— start of Supplied data —
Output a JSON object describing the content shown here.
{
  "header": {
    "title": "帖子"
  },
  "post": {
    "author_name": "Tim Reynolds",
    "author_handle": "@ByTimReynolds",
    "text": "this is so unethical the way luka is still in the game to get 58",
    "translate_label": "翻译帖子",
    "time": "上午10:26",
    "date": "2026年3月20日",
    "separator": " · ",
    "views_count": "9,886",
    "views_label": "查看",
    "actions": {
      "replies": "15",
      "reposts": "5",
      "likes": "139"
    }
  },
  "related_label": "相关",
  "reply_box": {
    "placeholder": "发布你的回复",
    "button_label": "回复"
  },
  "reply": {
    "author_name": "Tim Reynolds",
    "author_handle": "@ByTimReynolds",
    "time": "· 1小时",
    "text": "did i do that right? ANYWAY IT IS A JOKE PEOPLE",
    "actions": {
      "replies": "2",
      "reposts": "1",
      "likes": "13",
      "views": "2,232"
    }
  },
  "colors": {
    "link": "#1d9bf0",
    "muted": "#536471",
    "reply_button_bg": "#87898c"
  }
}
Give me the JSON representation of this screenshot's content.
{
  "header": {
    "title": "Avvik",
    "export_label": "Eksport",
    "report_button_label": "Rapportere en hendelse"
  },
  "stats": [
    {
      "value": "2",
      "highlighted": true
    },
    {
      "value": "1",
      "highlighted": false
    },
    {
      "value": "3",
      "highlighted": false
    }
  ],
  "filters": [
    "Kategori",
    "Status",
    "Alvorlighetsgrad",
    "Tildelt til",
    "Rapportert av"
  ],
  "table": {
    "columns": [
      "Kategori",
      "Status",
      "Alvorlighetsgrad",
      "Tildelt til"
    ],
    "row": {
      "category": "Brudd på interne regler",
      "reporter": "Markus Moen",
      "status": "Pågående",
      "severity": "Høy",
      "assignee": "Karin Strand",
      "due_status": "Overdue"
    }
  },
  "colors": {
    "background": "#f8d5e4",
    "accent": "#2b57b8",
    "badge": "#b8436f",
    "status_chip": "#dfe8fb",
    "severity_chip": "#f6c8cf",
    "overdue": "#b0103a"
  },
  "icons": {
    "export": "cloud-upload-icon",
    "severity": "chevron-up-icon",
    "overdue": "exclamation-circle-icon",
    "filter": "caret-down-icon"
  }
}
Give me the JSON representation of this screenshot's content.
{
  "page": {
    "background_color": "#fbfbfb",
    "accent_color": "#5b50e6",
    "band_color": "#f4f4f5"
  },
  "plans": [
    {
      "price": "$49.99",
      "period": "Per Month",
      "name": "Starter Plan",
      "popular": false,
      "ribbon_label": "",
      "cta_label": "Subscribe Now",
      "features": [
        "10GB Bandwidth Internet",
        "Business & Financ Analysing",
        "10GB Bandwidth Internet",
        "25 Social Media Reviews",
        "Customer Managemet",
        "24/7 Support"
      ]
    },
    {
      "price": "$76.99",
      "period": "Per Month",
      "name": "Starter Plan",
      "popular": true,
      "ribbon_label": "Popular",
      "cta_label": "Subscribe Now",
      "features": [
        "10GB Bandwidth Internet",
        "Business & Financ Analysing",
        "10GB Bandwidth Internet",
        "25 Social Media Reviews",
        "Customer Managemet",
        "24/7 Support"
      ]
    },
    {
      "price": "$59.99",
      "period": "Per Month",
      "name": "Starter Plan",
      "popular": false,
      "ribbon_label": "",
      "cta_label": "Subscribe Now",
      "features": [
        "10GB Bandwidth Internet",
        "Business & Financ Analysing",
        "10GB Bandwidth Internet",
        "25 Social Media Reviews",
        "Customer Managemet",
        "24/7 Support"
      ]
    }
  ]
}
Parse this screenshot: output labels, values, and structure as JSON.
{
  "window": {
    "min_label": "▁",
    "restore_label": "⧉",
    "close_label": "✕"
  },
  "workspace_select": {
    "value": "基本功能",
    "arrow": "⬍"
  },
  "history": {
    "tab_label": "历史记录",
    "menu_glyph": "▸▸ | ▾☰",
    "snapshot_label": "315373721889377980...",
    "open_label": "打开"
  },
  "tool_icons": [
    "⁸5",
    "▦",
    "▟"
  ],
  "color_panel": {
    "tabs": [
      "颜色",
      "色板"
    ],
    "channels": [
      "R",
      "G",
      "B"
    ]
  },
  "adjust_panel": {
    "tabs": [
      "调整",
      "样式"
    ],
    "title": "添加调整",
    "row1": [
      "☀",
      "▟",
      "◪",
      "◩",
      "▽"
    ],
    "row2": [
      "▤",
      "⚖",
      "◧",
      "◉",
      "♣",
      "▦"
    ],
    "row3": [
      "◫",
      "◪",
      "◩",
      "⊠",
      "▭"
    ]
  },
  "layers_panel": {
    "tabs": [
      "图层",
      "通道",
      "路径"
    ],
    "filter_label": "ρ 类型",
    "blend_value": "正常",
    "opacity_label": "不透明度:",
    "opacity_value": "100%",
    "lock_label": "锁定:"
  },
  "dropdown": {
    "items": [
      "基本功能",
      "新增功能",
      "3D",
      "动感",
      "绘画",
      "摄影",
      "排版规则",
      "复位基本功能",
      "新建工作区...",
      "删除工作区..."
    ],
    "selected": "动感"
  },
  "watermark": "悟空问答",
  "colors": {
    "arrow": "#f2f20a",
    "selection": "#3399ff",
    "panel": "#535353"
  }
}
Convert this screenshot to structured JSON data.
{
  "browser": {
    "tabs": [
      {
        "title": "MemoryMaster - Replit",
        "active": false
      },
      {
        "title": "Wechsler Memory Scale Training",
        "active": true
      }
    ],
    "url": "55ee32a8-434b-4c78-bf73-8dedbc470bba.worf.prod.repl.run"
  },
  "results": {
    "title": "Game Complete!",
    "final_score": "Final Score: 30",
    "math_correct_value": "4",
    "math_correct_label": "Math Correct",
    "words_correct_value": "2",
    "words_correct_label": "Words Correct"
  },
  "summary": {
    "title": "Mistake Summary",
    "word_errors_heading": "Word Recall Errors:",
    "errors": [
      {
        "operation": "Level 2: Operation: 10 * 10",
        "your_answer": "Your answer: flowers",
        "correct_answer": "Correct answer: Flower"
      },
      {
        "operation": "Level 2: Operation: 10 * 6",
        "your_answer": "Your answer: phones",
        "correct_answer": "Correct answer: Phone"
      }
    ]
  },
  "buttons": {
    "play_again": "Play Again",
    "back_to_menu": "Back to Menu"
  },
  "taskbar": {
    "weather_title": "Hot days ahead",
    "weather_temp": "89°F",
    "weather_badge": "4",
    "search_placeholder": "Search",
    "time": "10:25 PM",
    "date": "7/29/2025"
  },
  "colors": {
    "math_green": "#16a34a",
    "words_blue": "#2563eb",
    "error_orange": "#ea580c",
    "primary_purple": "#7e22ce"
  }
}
— end of Supplied data —
--- What to produce ---
Please give back all of the records exactly as written.

--- Solution to this exercise ---
Output a JSON object describing the content shown here.
{
  "header": {
    "title": "帖子"
  },
  "post": {
    "author_name": "Tim Reynolds",
    "author_handle": "@ByTimReynolds",
    "text": "this is so unethical the way luka is still in the game to get 58",
    "translate_label": "翻译帖子",
    "time": "上午10:26",
    "date": "2026年3月20日",
    "separator": " · ",
    "views_count": "9,886",
    "views_label": "查看",
    "actions": {
      "replies": "15",
      "reposts": "5",
      "likes": "139"
    }
  },
  "related_label": "相关",
  "reply_box": {
    "placeholder": "发布你的回复",
    "button_label": "回复"
  },
  "reply": {
    "author_name": "Tim Reynolds",
    "author_handle": "@ByTimReynolds",
    "time": "· 1小时",
    "text": "did i do that right? ANYWAY IT IS A JOKE PEOPLE",
    "actions": {
      "replies": "2",
      "reposts": "1",
      "likes": "13",
      "views": "2,232"
    }
  },
  "colors": {
    "link": "#1d9bf0",
    "muted": "#536471",
    "reply_button_bg": "#87898c"
  }
}
Give me the JSON representation of this screenshot's content.
{
  "header": {
    "title": "Avvik",
    "export_label": "Eksport",
    "report_button_label": "Rapportere en hendelse"
  },
  "stats": [
    {
      "value": "2",
      "highlighted": true
    },
    {
      "value": "1",
      "highlighted": false
    },
    {
      "value": "3",
      "highlighted": false
    }
  ],
  "filters": [
    "Kategori",
    "Status",
    "Alvorlighetsgrad",
    "Tildelt til",
    "Rapportert av"
  ],
  "table": {
    "columns": [
      "Kategori",
      "Status",
      "Alvorlighetsgrad",
      "Tildelt til"
    ],
    "row": {
      "category": "Brudd på interne regler",
      "reporter": "Markus Moen",
      "status": "Pågående",
      "severity": "Høy",
      "assignee": "Karin Strand",
      "due_status": "Overdue"
    }
  },
  "colors": {
    "background": "#f8d5e4",
    "accent": "#2b57b8",
    "badge": "#b8436f",
    "status_chip": "#dfe8fb",
    "severity_chip": "#f6c8cf",
    "overdue": "#b0103a"
  },
  "icons": {
    "export": "cloud-upload-icon",
    "severity": "chevron-up-icon",
    "overdue": "exclamation-circle-icon",
    "filter": "caret-down-icon"
  }
}
Give me the JSON representation of this screenshot's content.
{
  "page": {
    "background_color": "#fbfbfb",
    "accent_color": "#5b50e6",
    "band_color": "#f4f4f5"
  },
  "plans": [
    {
      "price": "$49.99",
      "period": "Per Month",
      "name": "Starter Plan",
      "popular": false,
      "ribbon_label": "",
      "cta_label": "Subscribe Now",
      "features": [
        "10GB Bandwidth Internet",
        "Business & Financ Analysing",
        "10GB Bandwidth Internet",
        "25 Social Media Reviews",
        "Customer Managemet",
        "24/7 Support"
      ]
    },
    {
      "price": "$76.99",
      "period": "Per Month",
      "name": "Starter Plan",
      "popular": true,
      "ribbon_label": "Popular",
      "cta_label": "Subscribe Now",
      "features": [
        "10GB Bandwidth Internet",
        "Business & Financ Analysing",
        "10GB Bandwidth Internet",
        "25 Social Media Reviews",
        "Customer Managemet",
        "24/7 Support"
      ]
    },
    {
      "price": "$59.99",
      "period": "Per Month",
      "name": "Starter Plan",
      "popular": false,
      "ribbon_label": "",
      "cta_label": "Subscribe Now",
      "features": [
        "10GB Bandwidth Internet",
        "Business & Financ Analysing",
        "10GB Bandwidth Internet",
        "25 Social Media Reviews",
        "Customer Managemet",
        "24/7 Support"
      ]
    }
  ]
}
Parse this screenshot: output labels, values, and structure as JSON.
{
  "window": {
    "min_label": "▁",
    "restore_label": "⧉",
    "close_label": "✕"
  },
  "workspace_select": {
    "value": "基本功能",
    "arrow": "⬍"
  },
  "history": {
    "tab_label": "历史记录",
    "menu_glyph": "▸▸ | ▾☰",
    "snapshot_label": "315373721889377980...",
    "open_label": "打开"
  },
  "tool_icons": [
    "⁸5",
    "▦",
    "▟"
  ],
  "color_panel": {
    "tabs": [
      "颜色",
      "色板"
    ],
    "channels": [
      "R",
      "G",
      "B"
    ]
  },
  "adjust_panel": {
    "tabs": [
      "调整",
      "样式"
    ],
    "title": "添加调整",
    "row1": [
      "☀",
      "▟",
      "◪",
      "◩",
      "▽"
    ],
    "row2": [
      "▤",
      "⚖",
      "◧",
      "◉",
      "♣",
      "▦"
    ],
    "row3": [
      "◫",
      "◪",
      "◩",
      "⊠",
      "▭"
    ]
  },
  "layers_panel": {
    "tabs": [
      "图层",
      "通道",
      "路径"
    ],
    "filter_label": "ρ 类型",
    "blend_value": "正常",
    "opacity_label": "不透明度:",
    "opacity_value": "100%",
    "lock_label": "锁定:"
  },
  "dropdown": {
    "items": [
      "基本功能",
      "新增功能",
      "3D",
      "动感",
      "绘画",
      "摄影",
      "排版规则",
      "复位基本功能",
      "新建工作区...",
      "删除工作区..."
    ],
    "selected": "动感"
  },
  "watermark": "悟空问答",
  "colors": {
    "arrow": "#f2f20a",
    "selection": "#3399ff",
    "panel": "#535353"
  }
}
Convert this screenshot to structured JSON data.
{
  "browser": {
    "tabs": [
      {
        "title": "MemoryMaster - Replit",
        "active": false
      },
      {
        "title": "Wechsler Memory Scale Training",
        "active": true
      }
    ],
    "url": "55ee32a8-434b-4c78-bf73-8dedbc470bba.worf.prod.repl.run"
  },
  "results": {
    "title": "Game Complete!",
    "final_score": "Final Score: 30",
    "math_correct_value": "4",
    "math_correct_label": "Math Correct",
    "words_correct_value": "2",
    "words_correct_label": "Words Correct"
  },
  "summary": {
    "title": "Mistake Summary",
    "word_errors_heading": "Word Recall Errors:",
    "errors": [
      {
        "operation": "Level 2: Operation: 10 * 10",
        "your_answer": "Your answer: flowers",
        "correct_answer": "Correct answer: Flower"
      },
      {
        "operation": "Level 2: Operation: 10 * 6",
        "your_answer": "Your answer: phones",
        "correct_answer": "Correct answer: Phone"
      }
    ]
  },
  "buttons": {
    "play_again": "Play Again",
    "back_to_menu": "Back to Menu"
  },
  "taskbar": {
    "weather_title": "Hot days ahead",
    "weather_temp": "89°F",
    "weather_badge": "4",
    "search_placeholder": "Search",
    "time": "10:25 PM",
    "date": "7/29/2025"
  },
  "colors": {
    "math_green": "#16a34a",
    "words_blue": "#2563eb",
    "error_orange": "#ea580c",
    "primary_purple": "#7e22ce"
  }
}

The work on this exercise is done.